* AIM *
Restate the whole listing word for word. Pictures are left out.

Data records

+ + + + +

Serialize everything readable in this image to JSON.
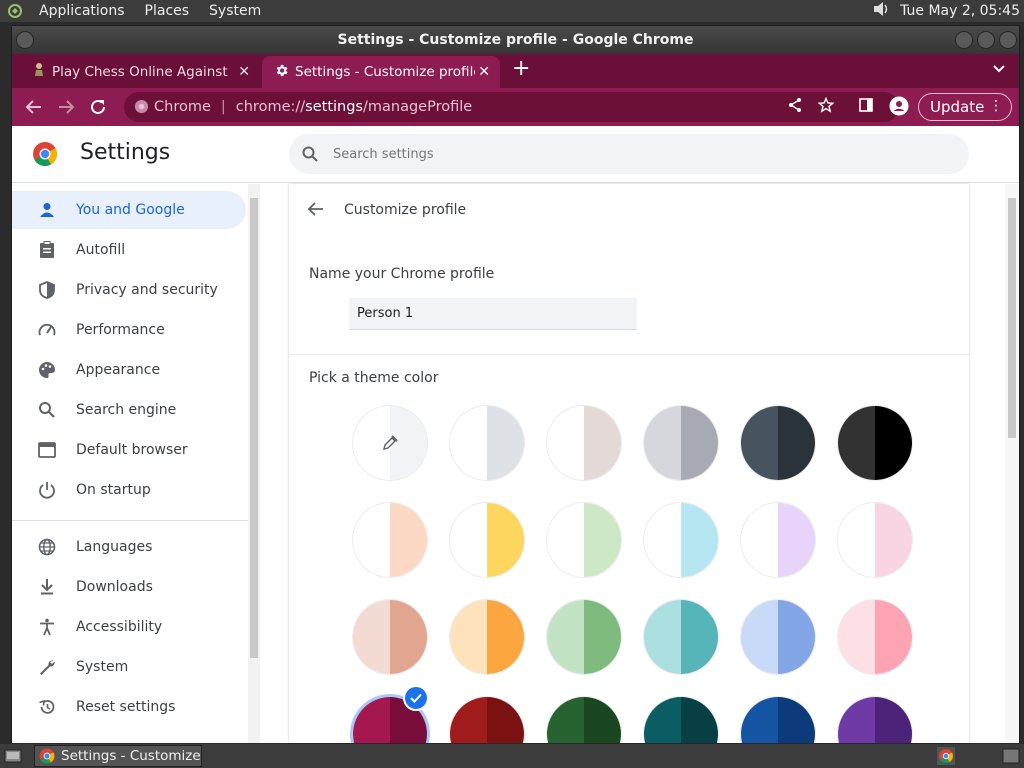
{
  "panel": {
    "menus": [
      "Applications",
      "Places",
      "System"
    ],
    "clock": "Tue May  2, 05:45"
  },
  "window": {
    "title": "Settings - Customize profile - Google Chrome"
  },
  "tabs": [
    {
      "title": "Play Chess Online Against the Computer",
      "active": false
    },
    {
      "title": "Settings - Customize profile",
      "active": true
    }
  ],
  "toolbar": {
    "omnibox_chrome": "Chrome",
    "omnibox_sep": "|",
    "url_scheme": "chrome://",
    "url_host": "settings",
    "url_path": "/manageProfile",
    "update_label": "Update"
  },
  "settings": {
    "title": "Settings",
    "search_placeholder": "Search settings",
    "nav": [
      {
        "label": "You and Google",
        "icon": "person-icon",
        "active": true
      },
      {
        "label": "Autofill",
        "icon": "clipboard-icon"
      },
      {
        "label": "Privacy and security",
        "icon": "shield-icon"
      },
      {
        "label": "Performance",
        "icon": "speedometer-icon"
      },
      {
        "label": "Appearance",
        "icon": "palette-icon"
      },
      {
        "label": "Search engine",
        "icon": "search-icon"
      },
      {
        "label": "Default browser",
        "icon": "browser-icon"
      },
      {
        "label": "On startup",
        "icon": "power-icon"
      },
      {
        "label": "Languages",
        "icon": "globe-icon"
      },
      {
        "label": "Downloads",
        "icon": "download-icon"
      },
      {
        "label": "Accessibility",
        "icon": "accessibility-icon"
      },
      {
        "label": "System",
        "icon": "wrench-icon"
      },
      {
        "label": "Reset settings",
        "icon": "restore-icon"
      }
    ]
  },
  "customize": {
    "title": "Customize profile",
    "name_label": "Name your Chrome profile",
    "name_value": "Person 1",
    "theme_label": "Pick a theme color",
    "swatches": [
      [
        [
          "#ffffff",
          "#f1f3f4"
        ],
        [
          "#ffffff",
          "#dee1e6"
        ],
        [
          "#ffffff",
          "#e3d9d7"
        ],
        [
          "#d6d7dc",
          "#a8aab3"
        ],
        [
          "#47535e",
          "#2a323a"
        ],
        [
          "#323232",
          "#000000"
        ]
      ],
      [
        [
          "#ffffff",
          "#fcd9c4"
        ],
        [
          "#ffffff",
          "#fdd65f"
        ],
        [
          "#ffffff",
          "#cde8c4"
        ],
        [
          "#ffffff",
          "#b6e6f1"
        ],
        [
          "#ffffff",
          "#e8d3fb"
        ],
        [
          "#ffffff",
          "#f9d4e3"
        ]
      ],
      [
        [
          "#f3dbd3",
          "#e2a590"
        ],
        [
          "#fde2bb",
          "#fca63f"
        ],
        [
          "#c3e4c4",
          "#7fbb7f"
        ],
        [
          "#acdfe0",
          "#56b5b9"
        ],
        [
          "#c9daf8",
          "#83a6e6"
        ],
        [
          "#fde0e5",
          "#fca4b4"
        ]
      ],
      [
        [
          "#a5174f",
          "#7a0e3b"
        ],
        [
          "#a01c1c",
          "#7a1212"
        ],
        [
          "#276231",
          "#1a4622"
        ],
        [
          "#0a5d63",
          "#073f44"
        ],
        [
          "#1655a3",
          "#0d3a7a"
        ],
        [
          "#6f3aa6",
          "#4c2378"
        ]
      ]
    ],
    "selected_row": 3,
    "selected_col": 0
  },
  "taskbar": {
    "item_label": "Settings - Customize..."
  }
}
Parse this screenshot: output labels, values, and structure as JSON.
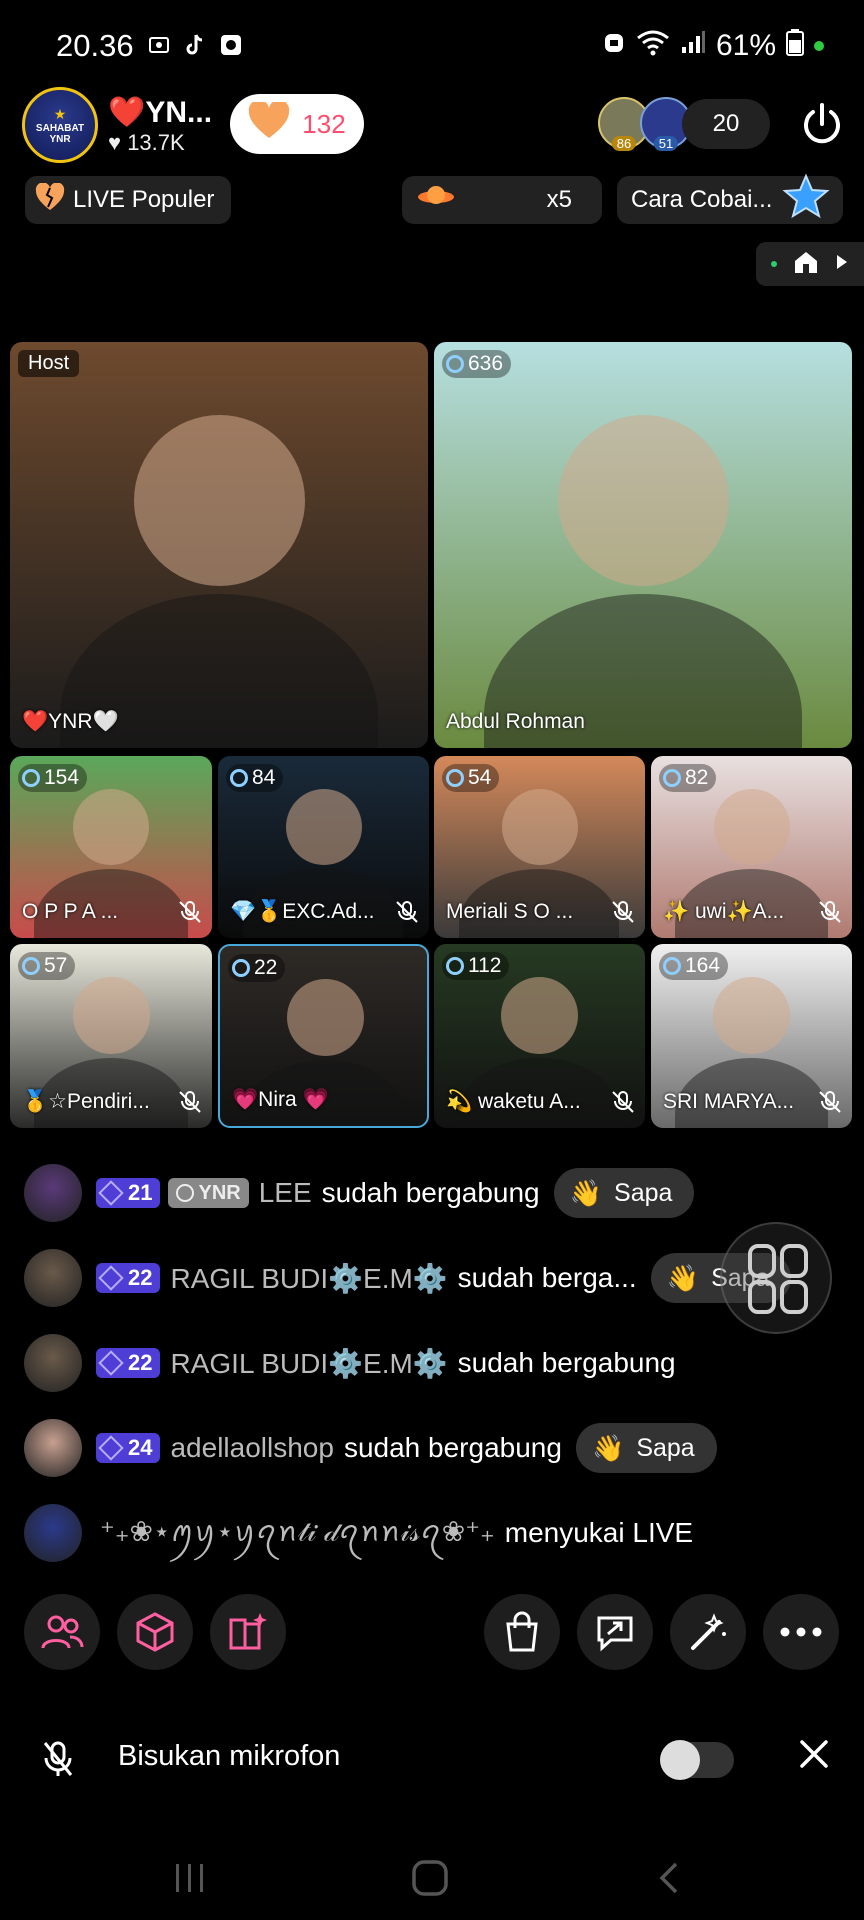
{
  "status_bar": {
    "time": "20.36",
    "battery": "61%",
    "icons_left": [
      "screenshot-icon",
      "tiktok-icon",
      "square-app-icon"
    ],
    "icons_right": [
      "alarm-icon",
      "wifi-icon",
      "signal-icon",
      "battery-icon"
    ]
  },
  "header": {
    "host_avatar_text": "SAHABAT YNR",
    "host_name": "❤️YN...",
    "host_likes": "13.7K",
    "like_count": "132",
    "viewer_badges": [
      "86",
      "51"
    ],
    "viewer_count": "20"
  },
  "chips": {
    "populer": "LIVE Populer",
    "multiplier": "x5",
    "cara": "Cara Cobai..."
  },
  "tiles": [
    {
      "label_host": "Host",
      "name": "❤️YNR🤍",
      "colors": [
        "#6e4a2e",
        "#1b1b1b"
      ]
    },
    {
      "count": "636",
      "name": "Abdul Rohman",
      "colors": [
        "#b6dfe0",
        "#6a8a3f"
      ]
    },
    {
      "count": "154",
      "name": "O P P A ...",
      "colors": [
        "#5aa85a",
        "#c84b4b"
      ]
    },
    {
      "count": "84",
      "name": "💎🥇EXC.Ad...",
      "colors": [
        "#1a2a3a",
        "#0a0a0a"
      ]
    },
    {
      "count": "54",
      "name": "Meriali  S O ...",
      "colors": [
        "#d4895a",
        "#3a3a3a"
      ]
    },
    {
      "count": "82",
      "name": "✨ uwi✨A...",
      "colors": [
        "#e8e0e0",
        "#b07a70"
      ]
    },
    {
      "count": "57",
      "name": "🥇☆Pendiri...",
      "colors": [
        "#e8e8dc",
        "#2a2a2a"
      ]
    },
    {
      "count": "22",
      "name": "💗Nira 💗",
      "colors": [
        "#2e2a26",
        "#111"
      ]
    },
    {
      "count": "112",
      "name": "💫 waketu A...",
      "colors": [
        "#263a22",
        "#111"
      ]
    },
    {
      "count": "164",
      "name": "SRI MARYA...",
      "colors": [
        "#f0f0f0",
        "#6a6a6a"
      ]
    }
  ],
  "chat": [
    {
      "level": "21",
      "fan_badge": "YNR",
      "user": "LEE",
      "message": "sudah bergabung",
      "action": "Sapa"
    },
    {
      "level": "22",
      "user": "RAGIL BUDI⚙️E.M⚙️",
      "message": "sudah berga...",
      "action": "Sapa"
    },
    {
      "level": "22",
      "user": "RAGIL BUDI⚙️E.M⚙️",
      "message": "sudah bergabung"
    },
    {
      "level": "24",
      "user": "adellaollshop",
      "message": "sudah bergabung",
      "action": "Sapa"
    },
    {
      "user": "⁺₊❀⋆ꪑꪗ⋆ꪗꪖꪀ𝓉𝒾 𝒹ꪖꪀꪀ𝒾𝓈ꪖ❀⁺₊",
      "message": "menyukai LIVE"
    }
  ],
  "toolbar": [
    "users-icon",
    "cube-icon",
    "book-spark-icon",
    "shopping-bag-icon",
    "share-comment-icon",
    "magic-wand-icon",
    "more-icon"
  ],
  "mute_bar": {
    "label": "Bisukan mikrofon",
    "toggle_on": false
  },
  "colors": {
    "level_badge": "#4e3ed6",
    "accent_pink": "#ff4d6d",
    "toolbar_icon": "#ff5fa0"
  }
}
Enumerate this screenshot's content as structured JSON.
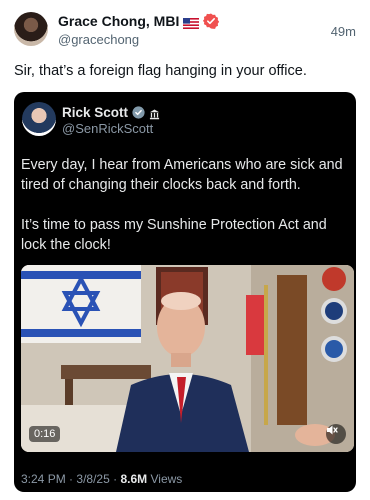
{
  "post": {
    "author": {
      "display_name": "Grace Chong, MBI",
      "handle": "@gracechong",
      "flag_icon": "us-flag-icon",
      "verified_icon": "verified-badge-icon"
    },
    "timestamp": "49m",
    "text": "Sir, that’s a foreign flag hanging in your office."
  },
  "quoted_post": {
    "author": {
      "display_name": "Rick Scott",
      "handle": "@SenRickScott",
      "badge_icon": "gray-verified-badge-icon",
      "affiliation_icon": "government-icon"
    },
    "paragraphs": [
      "Every day, I hear from Americans who are sick and tired of changing their clocks back and forth.",
      "It’s time to pass my Sunshine Protection Act and lock the clock!"
    ],
    "video": {
      "duration": "0:16",
      "mute_icon": "volume-muted-icon"
    },
    "meta": {
      "time": "3:24 PM",
      "date": "3/8/25",
      "views_count": "8.6M",
      "views_label": "Views"
    }
  },
  "colors": {
    "verified": "#f0504f",
    "link_gray": "#536471",
    "card_bg": "#000000"
  }
}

+ + + + +

* OUTPUT OF THE EXERCISE *
Serialize everything readable in this image to JSON.
{
  "panel": {
    "menus": [
      "Applications",
      "Places",
      "System"
    ],
    "clock": "Tue May  2, 05:45"
  },
  "window": {
    "title": "Settings - Customize profile - Google Chrome"
  },
  "tabs": [
    {
      "title": "Play Chess Online Against the Computer",
      "active": false
    },
    {
      "title": "Settings - Customize profile",
      "active": true
    }
  ],
  "toolbar": {
    "omnibox_chrome": "Chrome",
    "omnibox_sep": "|",
    "url_scheme": "chrome://",
    "url_host": "settings",
    "url_path": "/manageProfile",
    "update_label": "Update"
  },
  "settings": {
    "title": "Settings",
    "search_placeholder": "Search settings",
    "nav": [
      {
        "label": "You and Google",
        "icon": "person-icon",
        "active": true
      },
      {
        "label": "Autofill",
        "icon": "clipboard-icon"
      },
      {
        "label": "Privacy and security",
        "icon": "shield-icon"
      },
      {
        "label": "Performance",
        "icon": "speedometer-icon"
      },
      {
        "label": "Appearance",
        "icon": "palette-icon"
      },
      {
        "label": "Search engine",
        "icon": "search-icon"
      },
      {
        "label": "Default browser",
        "icon": "browser-icon"
      },
      {
        "label": "On startup",
        "icon": "power-icon"
      },
      {
        "label": "Languages",
        "icon": "globe-icon"
      },
      {
        "label": "Downloads",
        "icon": "download-icon"
      },
      {
        "label": "Accessibility",
        "icon": "accessibility-icon"
      },
      {
        "label": "System",
        "icon": "wrench-icon"
      },
      {
        "label": "Reset settings",
        "icon": "restore-icon"
      }
    ]
  },
  "customize": {
    "title": "Customize profile",
    "name_label": "Name your Chrome profile",
    "name_value": "Person 1",
    "theme_label": "Pick a theme color",
    "swatches": [
      [
        [
          "#ffffff",
          "#f1f3f4"
        ],
        [
          "#ffffff",
          "#dee1e6"
        ],
        [
          "#ffffff",
          "#e3d9d7"
        ],
        [
          "#d6d7dc",
          "#a8aab3"
        ],
        [
          "#47535e",
          "#2a323a"
        ],
        [
          "#323232",
          "#000000"
        ]
      ],
      [
        [
          "#ffffff",
          "#fcd9c4"
        ],
        [
          "#ffffff",
          "#fdd65f"
        ],
        [
          "#ffffff",
          "#cde8c4"
        ],
        [
          "#ffffff",
          "#b6e6f1"
        ],
        [
          "#ffffff",
          "#e8d3fb"
        ],
        [
          "#ffffff",
          "#f9d4e3"
        ]
      ],
      [
        [
          "#f3dbd3",
          "#e2a590"
        ],
        [
          "#fde2bb",
          "#fca63f"
        ],
        [
          "#c3e4c4",
          "#7fbb7f"
        ],
        [
          "#acdfe0",
          "#56b5b9"
        ],
        [
          "#c9daf8",
          "#83a6e6"
        ],
        [
          "#fde0e5",
          "#fca4b4"
        ]
      ],
      [
        [
          "#a5174f",
          "#7a0e3b"
        ],
        [
          "#a01c1c",
          "#7a1212"
        ],
        [
          "#276231",
          "#1a4622"
        ],
        [
          "#0a5d63",
          "#073f44"
        ],
        [
          "#1655a3",
          "#0d3a7a"
        ],
        [
          "#6f3aa6",
          "#4c2378"
        ]
      ]
    ],
    "selected_row": 3,
    "selected_col": 0
  },
  "taskbar": {
    "item_label": "Settings - Customize..."
  }
}
Parse this screenshot: output labels, values, and structure as JSON.
{
  "status_bar": {
    "time": "20.36",
    "battery": "61%",
    "icons_left": [
      "screenshot-icon",
      "tiktok-icon",
      "square-app-icon"
    ],
    "icons_right": [
      "alarm-icon",
      "wifi-icon",
      "signal-icon",
      "battery-icon"
    ]
  },
  "header": {
    "host_avatar_text": "SAHABAT YNR",
    "host_name": "❤️YN...",
    "host_likes": "13.7K",
    "like_count": "132",
    "viewer_badges": [
      "86",
      "51"
    ],
    "viewer_count": "20"
  },
  "chips": {
    "populer": "LIVE Populer",
    "multiplier": "x5",
    "cara": "Cara Cobai..."
  },
  "tiles": [
    {
      "label_host": "Host",
      "name": "❤️YNR🤍",
      "colors": [
        "#6e4a2e",
        "#1b1b1b"
      ]
    },
    {
      "count": "636",
      "name": "Abdul Rohman",
      "colors": [
        "#b6dfe0",
        "#6a8a3f"
      ]
    },
    {
      "count": "154",
      "name": "O P P A ...",
      "colors": [
        "#5aa85a",
        "#c84b4b"
      ]
    },
    {
      "count": "84",
      "name": "💎🥇EXC.Ad...",
      "colors": [
        "#1a2a3a",
        "#0a0a0a"
      ]
    },
    {
      "count": "54",
      "name": "Meriali  S O ...",
      "colors": [
        "#d4895a",
        "#3a3a3a"
      ]
    },
    {
      "count": "82",
      "name": "✨ uwi✨A...",
      "colors": [
        "#e8e0e0",
        "#b07a70"
      ]
    },
    {
      "count": "57",
      "name": "🥇☆Pendiri...",
      "colors": [
        "#e8e8dc",
        "#2a2a2a"
      ]
    },
    {
      "count": "22",
      "name": "💗Nira 💗",
      "colors": [
        "#2e2a26",
        "#111"
      ]
    },
    {
      "count": "112",
      "name": "💫 waketu A...",
      "colors": [
        "#263a22",
        "#111"
      ]
    },
    {
      "count": "164",
      "name": "SRI MARYA...",
      "colors": [
        "#f0f0f0",
        "#6a6a6a"
      ]
    }
  ],
  "chat": [
    {
      "level": "21",
      "fan_badge": "YNR",
      "user": "LEE",
      "message": "sudah bergabung",
      "action": "Sapa"
    },
    {
      "level": "22",
      "user": "RAGIL BUDI⚙️E.M⚙️",
      "message": "sudah berga...",
      "action": "Sapa"
    },
    {
      "level": "22",
      "user": "RAGIL BUDI⚙️E.M⚙️",
      "message": "sudah bergabung"
    },
    {
      "level": "24",
      "user": "adellaollshop",
      "message": "sudah bergabung",
      "action": "Sapa"
    },
    {
      "user": "⁺₊❀⋆ꪑꪗ⋆ꪗꪖꪀ𝓉𝒾 𝒹ꪖꪀꪀ𝒾𝓈ꪖ❀⁺₊",
      "message": "menyukai LIVE"
    }
  ],
  "toolbar": [
    "users-icon",
    "cube-icon",
    "book-spark-icon",
    "shopping-bag-icon",
    "share-comment-icon",
    "magic-wand-icon",
    "more-icon"
  ],
  "mute_bar": {
    "label": "Bisukan mikrofon",
    "toggle_on": false
  },
  "colors": {
    "level_badge": "#4e3ed6",
    "accent_pink": "#ff4d6d",
    "toolbar_icon": "#ff5fa0"
  }
}
Enumerate this screenshot's content as structured JSON.
{
  "post": {
    "author": {
      "display_name": "Grace Chong, MBI",
      "handle": "@gracechong",
      "flag_icon": "us-flag-icon",
      "verified_icon": "verified-badge-icon"
    },
    "timestamp": "49m",
    "text": "Sir, that’s a foreign flag hanging in your office."
  },
  "quoted_post": {
    "author": {
      "display_name": "Rick Scott",
      "handle": "@SenRickScott",
      "badge_icon": "gray-verified-badge-icon",
      "affiliation_icon": "government-icon"
    },
    "paragraphs": [
      "Every day, I hear from Americans who are sick and tired of changing their clocks back and forth.",
      "It’s time to pass my Sunshine Protection Act and lock the clock!"
    ],
    "video": {
      "duration": "0:16",
      "mute_icon": "volume-muted-icon"
    },
    "meta": {
      "time": "3:24 PM",
      "date": "3/8/25",
      "views_count": "8.6M",
      "views_label": "Views"
    }
  },
  "colors": {
    "verified": "#f0504f",
    "link_gray": "#536471",
    "card_bg": "#000000"
  }
}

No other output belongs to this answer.